[WHAT THIS TASK INVOLVES]
Make an exact copy of the records, with the images left out.
-- start RECORDED INFORMATION --
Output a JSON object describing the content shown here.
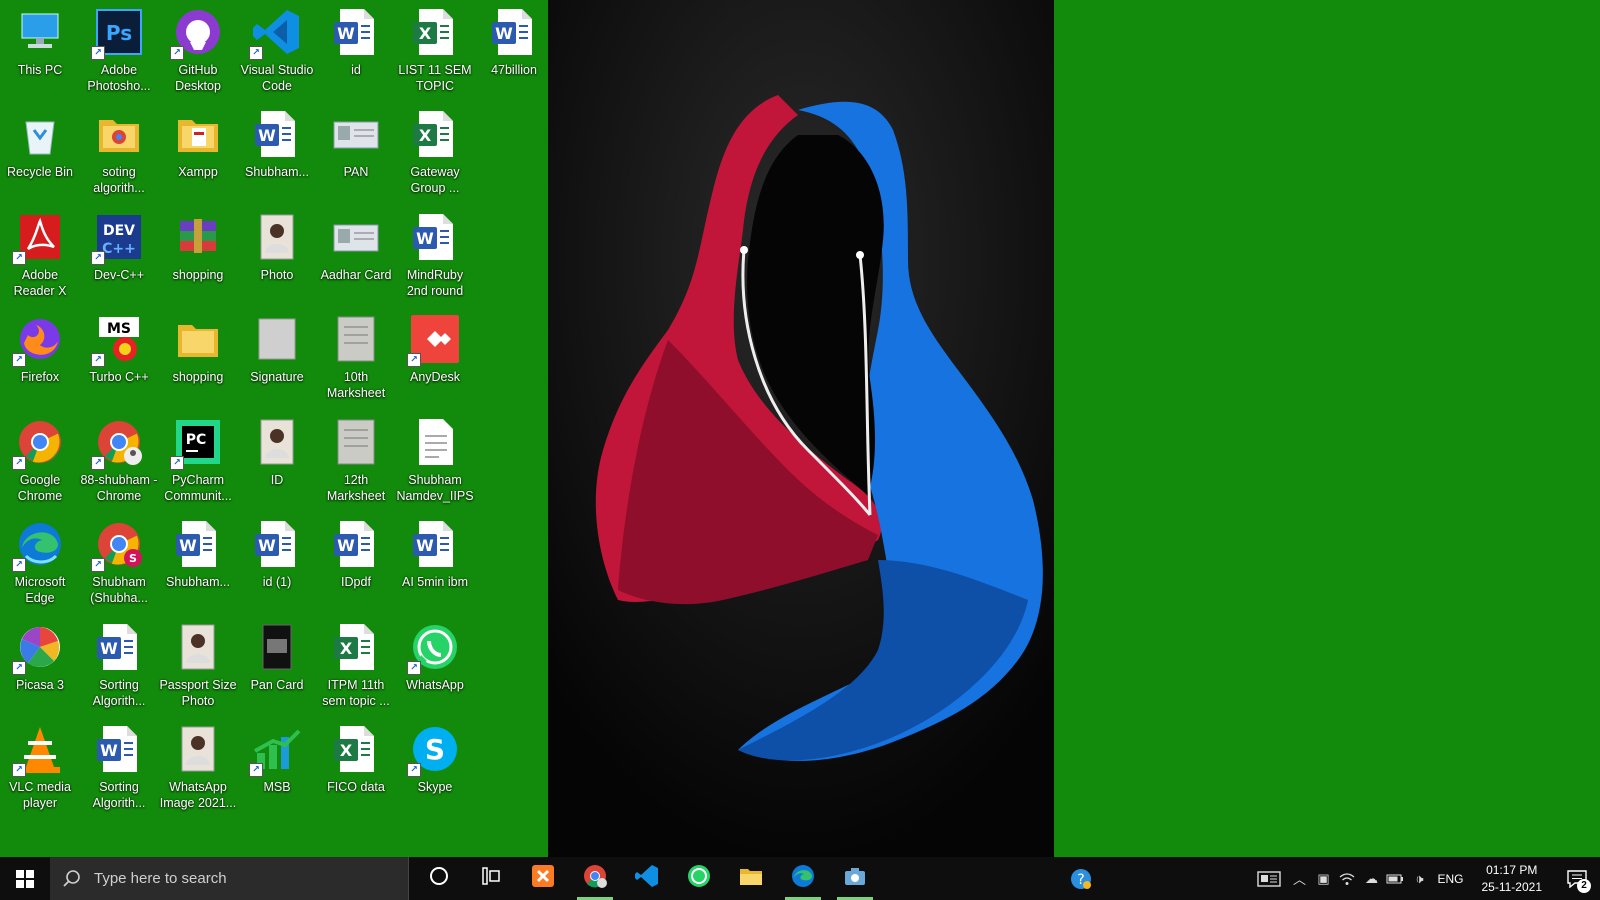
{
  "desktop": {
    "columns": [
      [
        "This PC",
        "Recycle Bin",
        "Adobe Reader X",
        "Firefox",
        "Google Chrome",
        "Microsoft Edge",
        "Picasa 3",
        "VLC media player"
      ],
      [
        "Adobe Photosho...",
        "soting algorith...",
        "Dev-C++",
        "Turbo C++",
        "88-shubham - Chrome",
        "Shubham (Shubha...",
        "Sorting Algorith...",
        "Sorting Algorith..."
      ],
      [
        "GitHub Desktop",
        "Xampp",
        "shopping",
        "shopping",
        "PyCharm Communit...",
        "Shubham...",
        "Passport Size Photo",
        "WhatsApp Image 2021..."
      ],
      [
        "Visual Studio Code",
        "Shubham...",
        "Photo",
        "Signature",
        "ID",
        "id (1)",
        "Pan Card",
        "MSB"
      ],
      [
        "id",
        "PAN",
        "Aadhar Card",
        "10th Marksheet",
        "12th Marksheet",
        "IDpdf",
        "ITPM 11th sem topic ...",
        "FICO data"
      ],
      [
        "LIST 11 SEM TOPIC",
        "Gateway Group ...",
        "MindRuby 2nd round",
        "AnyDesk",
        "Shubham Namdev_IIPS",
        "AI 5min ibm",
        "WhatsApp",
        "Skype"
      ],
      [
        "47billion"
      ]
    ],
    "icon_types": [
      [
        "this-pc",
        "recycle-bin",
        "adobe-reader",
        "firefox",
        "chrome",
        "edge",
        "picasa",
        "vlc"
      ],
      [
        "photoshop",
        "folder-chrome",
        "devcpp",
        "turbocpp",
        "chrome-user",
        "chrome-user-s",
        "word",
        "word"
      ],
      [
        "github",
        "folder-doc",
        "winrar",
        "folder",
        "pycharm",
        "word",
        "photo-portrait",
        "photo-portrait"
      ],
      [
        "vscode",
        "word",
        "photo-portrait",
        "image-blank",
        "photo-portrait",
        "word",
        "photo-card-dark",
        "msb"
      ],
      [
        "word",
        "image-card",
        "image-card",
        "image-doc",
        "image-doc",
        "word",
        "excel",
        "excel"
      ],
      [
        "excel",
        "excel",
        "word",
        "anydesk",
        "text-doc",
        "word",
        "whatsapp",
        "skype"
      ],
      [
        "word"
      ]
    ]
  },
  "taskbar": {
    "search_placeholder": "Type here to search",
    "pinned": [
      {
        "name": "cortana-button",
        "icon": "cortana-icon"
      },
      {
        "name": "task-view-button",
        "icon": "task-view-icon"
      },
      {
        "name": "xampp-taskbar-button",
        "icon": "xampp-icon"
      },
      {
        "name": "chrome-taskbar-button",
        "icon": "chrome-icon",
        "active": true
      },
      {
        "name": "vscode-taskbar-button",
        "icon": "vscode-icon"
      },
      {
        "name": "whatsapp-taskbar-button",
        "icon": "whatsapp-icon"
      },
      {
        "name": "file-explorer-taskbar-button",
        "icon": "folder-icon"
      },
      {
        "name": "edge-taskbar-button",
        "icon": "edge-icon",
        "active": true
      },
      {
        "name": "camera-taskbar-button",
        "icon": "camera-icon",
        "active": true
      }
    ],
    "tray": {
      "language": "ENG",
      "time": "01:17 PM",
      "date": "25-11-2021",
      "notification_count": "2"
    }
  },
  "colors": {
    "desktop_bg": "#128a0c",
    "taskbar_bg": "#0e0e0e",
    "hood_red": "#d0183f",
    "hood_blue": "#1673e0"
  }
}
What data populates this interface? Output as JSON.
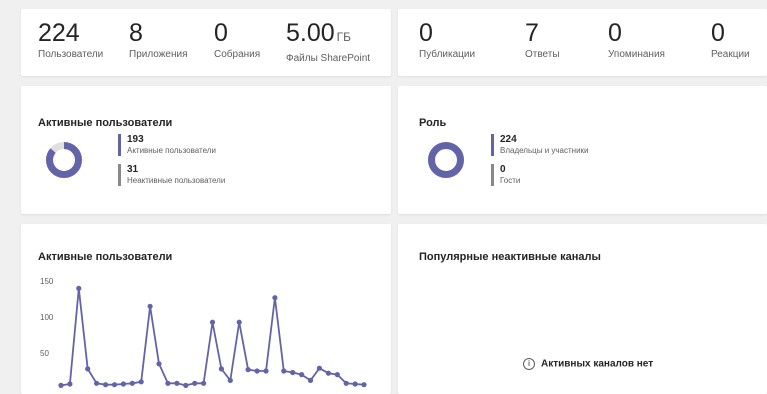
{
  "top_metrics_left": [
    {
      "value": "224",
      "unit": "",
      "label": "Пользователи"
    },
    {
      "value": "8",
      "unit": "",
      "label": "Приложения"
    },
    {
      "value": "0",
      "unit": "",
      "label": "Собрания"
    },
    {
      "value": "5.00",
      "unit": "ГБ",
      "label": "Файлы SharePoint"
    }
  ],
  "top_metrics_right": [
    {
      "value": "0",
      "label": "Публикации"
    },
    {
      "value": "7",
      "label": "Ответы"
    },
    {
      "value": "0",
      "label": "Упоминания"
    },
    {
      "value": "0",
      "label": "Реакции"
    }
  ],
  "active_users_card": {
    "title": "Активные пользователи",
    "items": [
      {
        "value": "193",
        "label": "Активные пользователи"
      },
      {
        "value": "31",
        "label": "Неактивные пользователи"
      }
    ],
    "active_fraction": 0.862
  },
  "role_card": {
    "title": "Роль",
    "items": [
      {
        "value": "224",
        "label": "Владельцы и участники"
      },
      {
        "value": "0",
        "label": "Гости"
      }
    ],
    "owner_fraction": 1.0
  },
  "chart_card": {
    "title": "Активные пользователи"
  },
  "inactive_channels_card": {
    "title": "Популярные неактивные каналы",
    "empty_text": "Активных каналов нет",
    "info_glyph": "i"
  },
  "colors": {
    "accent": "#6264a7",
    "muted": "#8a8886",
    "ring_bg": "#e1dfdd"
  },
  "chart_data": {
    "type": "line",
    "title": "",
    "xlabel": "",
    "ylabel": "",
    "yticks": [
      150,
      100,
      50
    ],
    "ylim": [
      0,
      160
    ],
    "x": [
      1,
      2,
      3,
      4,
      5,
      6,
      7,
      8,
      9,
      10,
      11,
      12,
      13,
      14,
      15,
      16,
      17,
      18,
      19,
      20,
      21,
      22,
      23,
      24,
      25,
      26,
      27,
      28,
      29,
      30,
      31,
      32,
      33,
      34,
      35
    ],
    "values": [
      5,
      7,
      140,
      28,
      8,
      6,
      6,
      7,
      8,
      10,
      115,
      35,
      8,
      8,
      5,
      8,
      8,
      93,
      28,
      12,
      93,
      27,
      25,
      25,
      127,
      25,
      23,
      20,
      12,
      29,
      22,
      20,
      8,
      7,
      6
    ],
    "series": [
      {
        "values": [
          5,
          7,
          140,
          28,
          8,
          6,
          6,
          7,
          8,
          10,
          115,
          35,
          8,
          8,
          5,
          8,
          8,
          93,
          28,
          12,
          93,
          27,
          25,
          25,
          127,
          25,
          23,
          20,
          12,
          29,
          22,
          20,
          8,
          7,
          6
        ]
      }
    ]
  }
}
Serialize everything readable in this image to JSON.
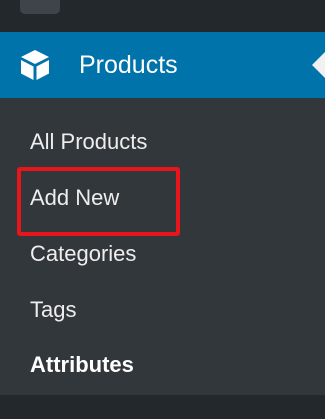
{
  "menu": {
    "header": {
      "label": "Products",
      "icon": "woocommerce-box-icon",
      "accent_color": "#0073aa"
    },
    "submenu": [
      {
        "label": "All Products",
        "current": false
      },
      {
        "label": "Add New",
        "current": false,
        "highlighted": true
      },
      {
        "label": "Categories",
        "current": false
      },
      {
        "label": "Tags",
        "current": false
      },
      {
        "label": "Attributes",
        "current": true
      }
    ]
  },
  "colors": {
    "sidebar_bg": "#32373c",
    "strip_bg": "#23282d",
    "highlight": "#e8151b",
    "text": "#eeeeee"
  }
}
-- end RECORDED INFORMATION --
[ANSWER TO THE TASK]
Output a JSON object describing the content shown here.
{
  "desktop": {
    "columns": [
      [
        "This PC",
        "Recycle Bin",
        "Adobe Reader X",
        "Firefox",
        "Google Chrome",
        "Microsoft Edge",
        "Picasa 3",
        "VLC media player"
      ],
      [
        "Adobe Photosho...",
        "soting algorith...",
        "Dev-C++",
        "Turbo C++",
        "88-shubham - Chrome",
        "Shubham (Shubha...",
        "Sorting Algorith...",
        "Sorting Algorith..."
      ],
      [
        "GitHub Desktop",
        "Xampp",
        "shopping",
        "shopping",
        "PyCharm Communit...",
        "Shubham...",
        "Passport Size Photo",
        "WhatsApp Image 2021..."
      ],
      [
        "Visual Studio Code",
        "Shubham...",
        "Photo",
        "Signature",
        "ID",
        "id (1)",
        "Pan Card",
        "MSB"
      ],
      [
        "id",
        "PAN",
        "Aadhar Card",
        "10th Marksheet",
        "12th Marksheet",
        "IDpdf",
        "ITPM 11th sem topic ...",
        "FICO data"
      ],
      [
        "LIST 11 SEM TOPIC",
        "Gateway Group ...",
        "MindRuby 2nd round",
        "AnyDesk",
        "Shubham Namdev_IIPS",
        "AI 5min ibm",
        "WhatsApp",
        "Skype"
      ],
      [
        "47billion"
      ]
    ],
    "icon_types": [
      [
        "this-pc",
        "recycle-bin",
        "adobe-reader",
        "firefox",
        "chrome",
        "edge",
        "picasa",
        "vlc"
      ],
      [
        "photoshop",
        "folder-chrome",
        "devcpp",
        "turbocpp",
        "chrome-user",
        "chrome-user-s",
        "word",
        "word"
      ],
      [
        "github",
        "folder-doc",
        "winrar",
        "folder",
        "pycharm",
        "word",
        "photo-portrait",
        "photo-portrait"
      ],
      [
        "vscode",
        "word",
        "photo-portrait",
        "image-blank",
        "photo-portrait",
        "word",
        "photo-card-dark",
        "msb"
      ],
      [
        "word",
        "image-card",
        "image-card",
        "image-doc",
        "image-doc",
        "word",
        "excel",
        "excel"
      ],
      [
        "excel",
        "excel",
        "word",
        "anydesk",
        "text-doc",
        "word",
        "whatsapp",
        "skype"
      ],
      [
        "word"
      ]
    ]
  },
  "taskbar": {
    "search_placeholder": "Type here to search",
    "pinned": [
      {
        "name": "cortana-button",
        "icon": "cortana-icon"
      },
      {
        "name": "task-view-button",
        "icon": "task-view-icon"
      },
      {
        "name": "xampp-taskbar-button",
        "icon": "xampp-icon"
      },
      {
        "name": "chrome-taskbar-button",
        "icon": "chrome-icon",
        "active": true
      },
      {
        "name": "vscode-taskbar-button",
        "icon": "vscode-icon"
      },
      {
        "name": "whatsapp-taskbar-button",
        "icon": "whatsapp-icon"
      },
      {
        "name": "file-explorer-taskbar-button",
        "icon": "folder-icon"
      },
      {
        "name": "edge-taskbar-button",
        "icon": "edge-icon",
        "active": true
      },
      {
        "name": "camera-taskbar-button",
        "icon": "camera-icon",
        "active": true
      }
    ],
    "tray": {
      "language": "ENG",
      "time": "01:17 PM",
      "date": "25-11-2021",
      "notification_count": "2"
    }
  },
  "colors": {
    "desktop_bg": "#128a0c",
    "taskbar_bg": "#0e0e0e",
    "hood_red": "#d0183f",
    "hood_blue": "#1673e0"
  }
}
What data populates this interface? Output as JSON.
{
  "top_metrics_left": [
    {
      "value": "224",
      "unit": "",
      "label": "Пользователи"
    },
    {
      "value": "8",
      "unit": "",
      "label": "Приложения"
    },
    {
      "value": "0",
      "unit": "",
      "label": "Собрания"
    },
    {
      "value": "5.00",
      "unit": "ГБ",
      "label": "Файлы SharePoint"
    }
  ],
  "top_metrics_right": [
    {
      "value": "0",
      "label": "Публикации"
    },
    {
      "value": "7",
      "label": "Ответы"
    },
    {
      "value": "0",
      "label": "Упоминания"
    },
    {
      "value": "0",
      "label": "Реакции"
    }
  ],
  "active_users_card": {
    "title": "Активные пользователи",
    "items": [
      {
        "value": "193",
        "label": "Активные пользователи"
      },
      {
        "value": "31",
        "label": "Неактивные пользователи"
      }
    ],
    "active_fraction": 0.862
  },
  "role_card": {
    "title": "Роль",
    "items": [
      {
        "value": "224",
        "label": "Владельцы и участники"
      },
      {
        "value": "0",
        "label": "Гости"
      }
    ],
    "owner_fraction": 1.0
  },
  "chart_card": {
    "title": "Активные пользователи"
  },
  "inactive_channels_card": {
    "title": "Популярные неактивные каналы",
    "empty_text": "Активных каналов нет",
    "info_glyph": "i"
  },
  "colors": {
    "accent": "#6264a7",
    "muted": "#8a8886",
    "ring_bg": "#e1dfdd"
  },
  "chart_data": {
    "type": "line",
    "title": "",
    "xlabel": "",
    "ylabel": "",
    "yticks": [
      150,
      100,
      50
    ],
    "ylim": [
      0,
      160
    ],
    "x": [
      1,
      2,
      3,
      4,
      5,
      6,
      7,
      8,
      9,
      10,
      11,
      12,
      13,
      14,
      15,
      16,
      17,
      18,
      19,
      20,
      21,
      22,
      23,
      24,
      25,
      26,
      27,
      28,
      29,
      30,
      31,
      32,
      33,
      34,
      35
    ],
    "values": [
      5,
      7,
      140,
      28,
      8,
      6,
      6,
      7,
      8,
      10,
      115,
      35,
      8,
      8,
      5,
      8,
      8,
      93,
      28,
      12,
      93,
      27,
      25,
      25,
      127,
      25,
      23,
      20,
      12,
      29,
      22,
      20,
      8,
      7,
      6
    ],
    "series": [
      {
        "values": [
          5,
          7,
          140,
          28,
          8,
          6,
          6,
          7,
          8,
          10,
          115,
          35,
          8,
          8,
          5,
          8,
          8,
          93,
          28,
          12,
          93,
          27,
          25,
          25,
          127,
          25,
          23,
          20,
          12,
          29,
          22,
          20,
          8,
          7,
          6
        ]
      }
    ]
  }
}
Serialize everything readable in this image to JSON.
{
  "menu": {
    "header": {
      "label": "Products",
      "icon": "woocommerce-box-icon",
      "accent_color": "#0073aa"
    },
    "submenu": [
      {
        "label": "All Products",
        "current": false
      },
      {
        "label": "Add New",
        "current": false,
        "highlighted": true
      },
      {
        "label": "Categories",
        "current": false
      },
      {
        "label": "Tags",
        "current": false
      },
      {
        "label": "Attributes",
        "current": true
      }
    ]
  },
  "colors": {
    "sidebar_bg": "#32373c",
    "strip_bg": "#23282d",
    "highlight": "#e8151b",
    "text": "#eeeeee"
  }
}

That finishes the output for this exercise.